AIM = Can you transcribe every record below exactly as it appears?

PROVIDED RECORDS =
*-*-*

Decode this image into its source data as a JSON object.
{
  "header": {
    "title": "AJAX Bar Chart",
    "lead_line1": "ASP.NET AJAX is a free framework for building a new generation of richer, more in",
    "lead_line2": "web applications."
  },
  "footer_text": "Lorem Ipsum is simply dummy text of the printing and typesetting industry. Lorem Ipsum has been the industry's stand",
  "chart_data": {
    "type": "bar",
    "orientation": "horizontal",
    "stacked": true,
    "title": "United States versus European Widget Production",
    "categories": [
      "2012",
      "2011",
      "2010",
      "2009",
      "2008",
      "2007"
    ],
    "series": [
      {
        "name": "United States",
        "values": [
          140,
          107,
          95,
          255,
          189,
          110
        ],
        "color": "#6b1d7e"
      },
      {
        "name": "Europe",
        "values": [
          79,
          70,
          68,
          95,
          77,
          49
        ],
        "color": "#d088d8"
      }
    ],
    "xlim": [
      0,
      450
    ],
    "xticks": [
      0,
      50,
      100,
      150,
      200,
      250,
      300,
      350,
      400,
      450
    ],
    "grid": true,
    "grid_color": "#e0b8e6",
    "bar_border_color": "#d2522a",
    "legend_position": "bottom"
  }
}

*-*-*

EXERCISE RESPONSE =
Decode this image into its source data as a JSON object.
{
  "header": {
    "title": "AJAX Bar Chart",
    "lead_line1": "ASP.NET AJAX is a free framework for building a new generation of richer, more in",
    "lead_line2": "web applications."
  },
  "footer_text": "Lorem Ipsum is simply dummy text of the printing and typesetting industry. Lorem Ipsum has been the industry's stand",
  "chart_data": {
    "type": "bar",
    "orientation": "horizontal",
    "stacked": true,
    "title": "United States versus European Widget Production",
    "categories": [
      "2012",
      "2011",
      "2010",
      "2009",
      "2008",
      "2007"
    ],
    "series": [
      {
        "name": "United States",
        "values": [
          140,
          107,
          95,
          255,
          189,
          110
        ],
        "color": "#6b1d7e"
      },
      {
        "name": "Europe",
        "values": [
          79,
          70,
          68,
          95,
          77,
          49
        ],
        "color": "#d088d8"
      }
    ],
    "xlim": [
      0,
      450
    ],
    "xticks": [
      0,
      50,
      100,
      150,
      200,
      250,
      300,
      350,
      400,
      450
    ],
    "grid": true,
    "grid_color": "#e0b8e6",
    "bar_border_color": "#d2522a",
    "legend_position": "bottom"
  }
}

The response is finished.